# start of Material to process

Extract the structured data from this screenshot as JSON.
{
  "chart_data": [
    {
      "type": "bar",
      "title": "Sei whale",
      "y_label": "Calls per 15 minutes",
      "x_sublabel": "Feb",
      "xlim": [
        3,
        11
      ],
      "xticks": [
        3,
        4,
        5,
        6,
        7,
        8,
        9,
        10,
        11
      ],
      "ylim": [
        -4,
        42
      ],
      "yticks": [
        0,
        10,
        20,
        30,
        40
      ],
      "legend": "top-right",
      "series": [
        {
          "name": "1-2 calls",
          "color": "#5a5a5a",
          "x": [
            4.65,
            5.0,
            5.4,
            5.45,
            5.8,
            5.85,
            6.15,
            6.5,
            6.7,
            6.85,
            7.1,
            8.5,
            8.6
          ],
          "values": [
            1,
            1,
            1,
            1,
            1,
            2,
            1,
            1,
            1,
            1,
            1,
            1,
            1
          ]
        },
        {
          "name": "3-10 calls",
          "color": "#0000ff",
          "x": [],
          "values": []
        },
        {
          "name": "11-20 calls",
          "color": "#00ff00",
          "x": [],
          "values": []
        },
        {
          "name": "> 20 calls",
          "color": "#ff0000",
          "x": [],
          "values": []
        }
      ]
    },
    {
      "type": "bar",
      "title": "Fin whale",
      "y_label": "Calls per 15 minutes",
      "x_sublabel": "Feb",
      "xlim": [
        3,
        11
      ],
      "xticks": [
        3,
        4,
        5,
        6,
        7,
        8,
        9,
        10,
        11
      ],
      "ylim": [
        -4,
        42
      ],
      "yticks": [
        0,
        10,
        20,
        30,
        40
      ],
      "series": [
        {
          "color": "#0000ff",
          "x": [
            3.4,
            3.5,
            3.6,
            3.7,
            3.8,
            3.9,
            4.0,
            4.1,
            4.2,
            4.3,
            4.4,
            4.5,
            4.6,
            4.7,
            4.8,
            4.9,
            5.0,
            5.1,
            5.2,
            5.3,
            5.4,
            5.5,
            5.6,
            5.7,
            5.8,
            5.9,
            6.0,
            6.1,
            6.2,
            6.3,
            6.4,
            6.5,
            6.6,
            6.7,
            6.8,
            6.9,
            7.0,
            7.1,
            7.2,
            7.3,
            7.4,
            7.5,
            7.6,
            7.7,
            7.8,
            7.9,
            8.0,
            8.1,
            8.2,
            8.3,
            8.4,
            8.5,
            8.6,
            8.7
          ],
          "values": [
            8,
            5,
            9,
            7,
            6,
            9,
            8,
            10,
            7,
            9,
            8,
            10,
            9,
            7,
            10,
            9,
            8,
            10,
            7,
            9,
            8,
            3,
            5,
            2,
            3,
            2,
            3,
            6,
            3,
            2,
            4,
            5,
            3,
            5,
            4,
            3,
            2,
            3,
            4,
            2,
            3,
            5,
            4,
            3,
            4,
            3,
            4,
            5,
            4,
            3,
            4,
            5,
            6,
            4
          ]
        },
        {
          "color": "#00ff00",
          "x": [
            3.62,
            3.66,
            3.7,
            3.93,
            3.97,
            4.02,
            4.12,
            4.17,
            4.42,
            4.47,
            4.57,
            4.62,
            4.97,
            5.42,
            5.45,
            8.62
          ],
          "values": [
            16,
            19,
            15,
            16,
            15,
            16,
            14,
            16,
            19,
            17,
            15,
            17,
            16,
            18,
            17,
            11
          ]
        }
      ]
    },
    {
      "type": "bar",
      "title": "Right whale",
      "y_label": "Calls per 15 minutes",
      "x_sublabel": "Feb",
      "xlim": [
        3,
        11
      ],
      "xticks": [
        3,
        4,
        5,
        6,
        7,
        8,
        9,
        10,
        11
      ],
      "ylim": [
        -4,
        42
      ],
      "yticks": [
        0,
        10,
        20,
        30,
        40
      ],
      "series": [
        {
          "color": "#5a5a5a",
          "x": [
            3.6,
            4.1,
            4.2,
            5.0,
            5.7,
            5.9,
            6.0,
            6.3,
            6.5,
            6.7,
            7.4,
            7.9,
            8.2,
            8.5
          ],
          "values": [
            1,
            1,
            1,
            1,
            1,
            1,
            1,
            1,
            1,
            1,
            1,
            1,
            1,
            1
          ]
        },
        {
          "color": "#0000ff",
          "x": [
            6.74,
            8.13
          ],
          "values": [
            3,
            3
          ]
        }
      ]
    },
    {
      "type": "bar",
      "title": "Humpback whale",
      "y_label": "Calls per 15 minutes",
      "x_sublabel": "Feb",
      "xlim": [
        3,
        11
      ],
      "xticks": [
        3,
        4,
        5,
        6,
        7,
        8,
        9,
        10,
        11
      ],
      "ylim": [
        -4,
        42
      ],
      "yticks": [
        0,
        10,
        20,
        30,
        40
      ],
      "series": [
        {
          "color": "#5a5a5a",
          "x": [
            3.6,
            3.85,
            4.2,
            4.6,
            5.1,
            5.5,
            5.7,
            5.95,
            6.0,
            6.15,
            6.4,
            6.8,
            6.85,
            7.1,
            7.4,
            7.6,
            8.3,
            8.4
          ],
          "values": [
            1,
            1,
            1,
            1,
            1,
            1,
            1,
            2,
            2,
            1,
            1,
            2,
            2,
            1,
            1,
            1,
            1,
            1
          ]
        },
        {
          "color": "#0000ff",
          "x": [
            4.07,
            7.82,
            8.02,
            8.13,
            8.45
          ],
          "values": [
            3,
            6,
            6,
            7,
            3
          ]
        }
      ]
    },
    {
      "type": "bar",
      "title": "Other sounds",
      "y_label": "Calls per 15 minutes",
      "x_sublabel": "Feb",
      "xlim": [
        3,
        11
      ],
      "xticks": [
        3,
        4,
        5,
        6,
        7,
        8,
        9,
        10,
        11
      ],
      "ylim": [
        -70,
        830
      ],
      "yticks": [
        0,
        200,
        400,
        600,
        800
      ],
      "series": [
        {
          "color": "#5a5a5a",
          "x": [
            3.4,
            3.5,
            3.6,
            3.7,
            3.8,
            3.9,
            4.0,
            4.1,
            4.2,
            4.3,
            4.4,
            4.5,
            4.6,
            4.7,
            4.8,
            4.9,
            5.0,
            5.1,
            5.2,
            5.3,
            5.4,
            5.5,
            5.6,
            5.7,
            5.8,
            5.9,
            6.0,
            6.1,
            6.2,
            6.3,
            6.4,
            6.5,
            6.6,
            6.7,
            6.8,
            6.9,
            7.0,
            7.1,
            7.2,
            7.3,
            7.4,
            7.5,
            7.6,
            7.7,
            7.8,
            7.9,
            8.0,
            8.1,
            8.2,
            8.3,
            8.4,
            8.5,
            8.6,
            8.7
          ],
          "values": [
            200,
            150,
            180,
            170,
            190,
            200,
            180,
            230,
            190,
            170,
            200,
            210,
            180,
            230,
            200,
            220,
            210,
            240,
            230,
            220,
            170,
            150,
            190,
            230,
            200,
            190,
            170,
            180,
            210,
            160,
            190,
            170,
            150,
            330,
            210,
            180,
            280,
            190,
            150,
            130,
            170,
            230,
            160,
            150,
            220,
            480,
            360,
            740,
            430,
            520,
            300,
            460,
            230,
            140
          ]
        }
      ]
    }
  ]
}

# end of Material to process

#### Exercise
Write out the full listing exactly as given.

#### Response
Extract the structured data from this screenshot as JSON.
{
  "chart_data": [
    {
      "type": "bar",
      "title": "Sei whale",
      "y_label": "Calls per 15 minutes",
      "x_sublabel": "Feb",
      "xlim": [
        3,
        11
      ],
      "xticks": [
        3,
        4,
        5,
        6,
        7,
        8,
        9,
        10,
        11
      ],
      "ylim": [
        -4,
        42
      ],
      "yticks": [
        0,
        10,
        20,
        30,
        40
      ],
      "legend": "top-right",
      "series": [
        {
          "name": "1-2 calls",
          "color": "#5a5a5a",
          "x": [
            4.65,
            5.0,
            5.4,
            5.45,
            5.8,
            5.85,
            6.15,
            6.5,
            6.7,
            6.85,
            7.1,
            8.5,
            8.6
          ],
          "values": [
            1,
            1,
            1,
            1,
            1,
            2,
            1,
            1,
            1,
            1,
            1,
            1,
            1
          ]
        },
        {
          "name": "3-10 calls",
          "color": "#0000ff",
          "x": [],
          "values": []
        },
        {
          "name": "11-20 calls",
          "color": "#00ff00",
          "x": [],
          "values": []
        },
        {
          "name": "> 20 calls",
          "color": "#ff0000",
          "x": [],
          "values": []
        }
      ]
    },
    {
      "type": "bar",
      "title": "Fin whale",
      "y_label": "Calls per 15 minutes",
      "x_sublabel": "Feb",
      "xlim": [
        3,
        11
      ],
      "xticks": [
        3,
        4,
        5,
        6,
        7,
        8,
        9,
        10,
        11
      ],
      "ylim": [
        -4,
        42
      ],
      "yticks": [
        0,
        10,
        20,
        30,
        40
      ],
      "series": [
        {
          "color": "#0000ff",
          "x": [
            3.4,
            3.5,
            3.6,
            3.7,
            3.8,
            3.9,
            4.0,
            4.1,
            4.2,
            4.3,
            4.4,
            4.5,
            4.6,
            4.7,
            4.8,
            4.9,
            5.0,
            5.1,
            5.2,
            5.3,
            5.4,
            5.5,
            5.6,
            5.7,
            5.8,
            5.9,
            6.0,
            6.1,
            6.2,
            6.3,
            6.4,
            6.5,
            6.6,
            6.7,
            6.8,
            6.9,
            7.0,
            7.1,
            7.2,
            7.3,
            7.4,
            7.5,
            7.6,
            7.7,
            7.8,
            7.9,
            8.0,
            8.1,
            8.2,
            8.3,
            8.4,
            8.5,
            8.6,
            8.7
          ],
          "values": [
            8,
            5,
            9,
            7,
            6,
            9,
            8,
            10,
            7,
            9,
            8,
            10,
            9,
            7,
            10,
            9,
            8,
            10,
            7,
            9,
            8,
            3,
            5,
            2,
            3,
            2,
            3,
            6,
            3,
            2,
            4,
            5,
            3,
            5,
            4,
            3,
            2,
            3,
            4,
            2,
            3,
            5,
            4,
            3,
            4,
            3,
            4,
            5,
            4,
            3,
            4,
            5,
            6,
            4
          ]
        },
        {
          "color": "#00ff00",
          "x": [
            3.62,
            3.66,
            3.7,
            3.93,
            3.97,
            4.02,
            4.12,
            4.17,
            4.42,
            4.47,
            4.57,
            4.62,
            4.97,
            5.42,
            5.45,
            8.62
          ],
          "values": [
            16,
            19,
            15,
            16,
            15,
            16,
            14,
            16,
            19,
            17,
            15,
            17,
            16,
            18,
            17,
            11
          ]
        }
      ]
    },
    {
      "type": "bar",
      "title": "Right whale",
      "y_label": "Calls per 15 minutes",
      "x_sublabel": "Feb",
      "xlim": [
        3,
        11
      ],
      "xticks": [
        3,
        4,
        5,
        6,
        7,
        8,
        9,
        10,
        11
      ],
      "ylim": [
        -4,
        42
      ],
      "yticks": [
        0,
        10,
        20,
        30,
        40
      ],
      "series": [
        {
          "color": "#5a5a5a",
          "x": [
            3.6,
            4.1,
            4.2,
            5.0,
            5.7,
            5.9,
            6.0,
            6.3,
            6.5,
            6.7,
            7.4,
            7.9,
            8.2,
            8.5
          ],
          "values": [
            1,
            1,
            1,
            1,
            1,
            1,
            1,
            1,
            1,
            1,
            1,
            1,
            1,
            1
          ]
        },
        {
          "color": "#0000ff",
          "x": [
            6.74,
            8.13
          ],
          "values": [
            3,
            3
          ]
        }
      ]
    },
    {
      "type": "bar",
      "title": "Humpback whale",
      "y_label": "Calls per 15 minutes",
      "x_sublabel": "Feb",
      "xlim": [
        3,
        11
      ],
      "xticks": [
        3,
        4,
        5,
        6,
        7,
        8,
        9,
        10,
        11
      ],
      "ylim": [
        -4,
        42
      ],
      "yticks": [
        0,
        10,
        20,
        30,
        40
      ],
      "series": [
        {
          "color": "#5a5a5a",
          "x": [
            3.6,
            3.85,
            4.2,
            4.6,
            5.1,
            5.5,
            5.7,
            5.95,
            6.0,
            6.15,
            6.4,
            6.8,
            6.85,
            7.1,
            7.4,
            7.6,
            8.3,
            8.4
          ],
          "values": [
            1,
            1,
            1,
            1,
            1,
            1,
            1,
            2,
            2,
            1,
            1,
            2,
            2,
            1,
            1,
            1,
            1,
            1
          ]
        },
        {
          "color": "#0000ff",
          "x": [
            4.07,
            7.82,
            8.02,
            8.13,
            8.45
          ],
          "values": [
            3,
            6,
            6,
            7,
            3
          ]
        }
      ]
    },
    {
      "type": "bar",
      "title": "Other sounds",
      "y_label": "Calls per 15 minutes",
      "x_sublabel": "Feb",
      "xlim": [
        3,
        11
      ],
      "xticks": [
        3,
        4,
        5,
        6,
        7,
        8,
        9,
        10,
        11
      ],
      "ylim": [
        -70,
        830
      ],
      "yticks": [
        0,
        200,
        400,
        600,
        800
      ],
      "series": [
        {
          "color": "#5a5a5a",
          "x": [
            3.4,
            3.5,
            3.6,
            3.7,
            3.8,
            3.9,
            4.0,
            4.1,
            4.2,
            4.3,
            4.4,
            4.5,
            4.6,
            4.7,
            4.8,
            4.9,
            5.0,
            5.1,
            5.2,
            5.3,
            5.4,
            5.5,
            5.6,
            5.7,
            5.8,
            5.9,
            6.0,
            6.1,
            6.2,
            6.3,
            6.4,
            6.5,
            6.6,
            6.7,
            6.8,
            6.9,
            7.0,
            7.1,
            7.2,
            7.3,
            7.4,
            7.5,
            7.6,
            7.7,
            7.8,
            7.9,
            8.0,
            8.1,
            8.2,
            8.3,
            8.4,
            8.5,
            8.6,
            8.7
          ],
          "values": [
            200,
            150,
            180,
            170,
            190,
            200,
            180,
            230,
            190,
            170,
            200,
            210,
            180,
            230,
            200,
            220,
            210,
            240,
            230,
            220,
            170,
            150,
            190,
            230,
            200,
            190,
            170,
            180,
            210,
            160,
            190,
            170,
            150,
            330,
            210,
            180,
            280,
            190,
            150,
            130,
            170,
            230,
            160,
            150,
            220,
            480,
            360,
            740,
            430,
            520,
            300,
            460,
            230,
            140
          ]
        }
      ]
    }
  ]
}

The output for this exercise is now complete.